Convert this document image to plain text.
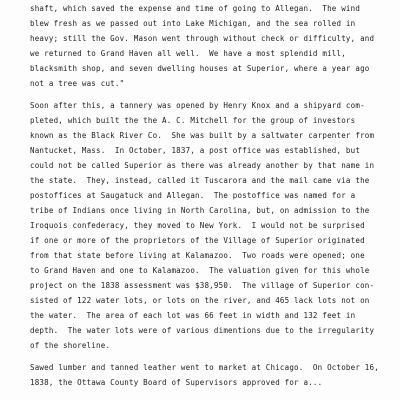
shaft, which saved the expense and time of going to Allegan.  The wind
blew fresh as we passed out into Lake Michigan, and the sea rolled in
heavy; still the Gov. Mason went through without check or difficulty, and
we returned to Grand Haven all well.  We have a most splendid mill,
blacksmith shop, and seven dwelling houses at Superior, where a year ago
not a tree was cut."
Soon after this, a tannery was opened by Henry Knox and a shipyard com-
pleted, which built the the A. C. Mitchell for the group of investors
known as the Black River Co.  She was built by a saltwater carpenter from
Nantucket, Mass.  In October, 1837, a post office was established, but
could not be called Superior as there was already another by that name in
the state.  They, instead, called it Tuscarora and the mail came via the
postoffices at Saugatuck and Allegan.  The postoffice was named for a
tribe of Indians once living in North Carolina, but, on admission to the
Iroquois confederacy, they moved to New York.  I would not be surprised
if one or more of the proprietors of the Village of Superior originated
from that state before living at Kalamazoo.  Two roads were opened; one
to Grand Haven and one to Kalamazoo.  The valuation given for this whole
project on the 1838 assessment was $38,950.  The village of Superior con-
sisted of 122 water lots, or lots on the river, and 465 lack lots not on
the water.  The area of each lot was 66 feet in width and 132 feet in
depth.  The water lots were of various dimentions due to the irregularity
of the shoreline.
Sawed lumber and tanned leather went to market at Chicago.  On October 16,
1838, the Ottawa County Board of Supervisors approved for a...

--------------------------------------------------

EXERCISE DETAILS: Repeat the material above in full and exactly, apart from the pictures.

ANSWER:
Convert this document image to plain text.
shaft, which saved the expense and time of going to Allegan.  The wind
blew fresh as we passed out into Lake Michigan, and the sea rolled in
heavy; still the Gov. Mason went through without check or difficulty, and
we returned to Grand Haven all well.  We have a most splendid mill,
blacksmith shop, and seven dwelling houses at Superior, where a year ago
not a tree was cut."
Soon after this, a tannery was opened by Henry Knox and a shipyard com-
pleted, which built the the A. C. Mitchell for the group of investors
known as the Black River Co.  She was built by a saltwater carpenter from
Nantucket, Mass.  In October, 1837, a post office was established, but
could not be called Superior as there was already another by that name in
the state.  They, instead, called it Tuscarora and the mail came via the
postoffices at Saugatuck and Allegan.  The postoffice was named for a
tribe of Indians once living in North Carolina, but, on admission to the
Iroquois confederacy, they moved to New York.  I would not be surprised
if one or more of the proprietors of the Village of Superior originated
from that state before living at Kalamazoo.  Two roads were opened; one
to Grand Haven and one to Kalamazoo.  The valuation given for this whole
project on the 1838 assessment was $38,950.  The village of Superior con-
sisted of 122 water lots, or lots on the river, and 465 lack lots not on
the water.  The area of each lot was 66 feet in width and 132 feet in
depth.  The water lots were of various dimentions due to the irregularity
of the shoreline.
Sawed lumber and tanned leather went to market at Chicago.  On October 16,
1838, the Ottawa County Board of Supervisors approved for a...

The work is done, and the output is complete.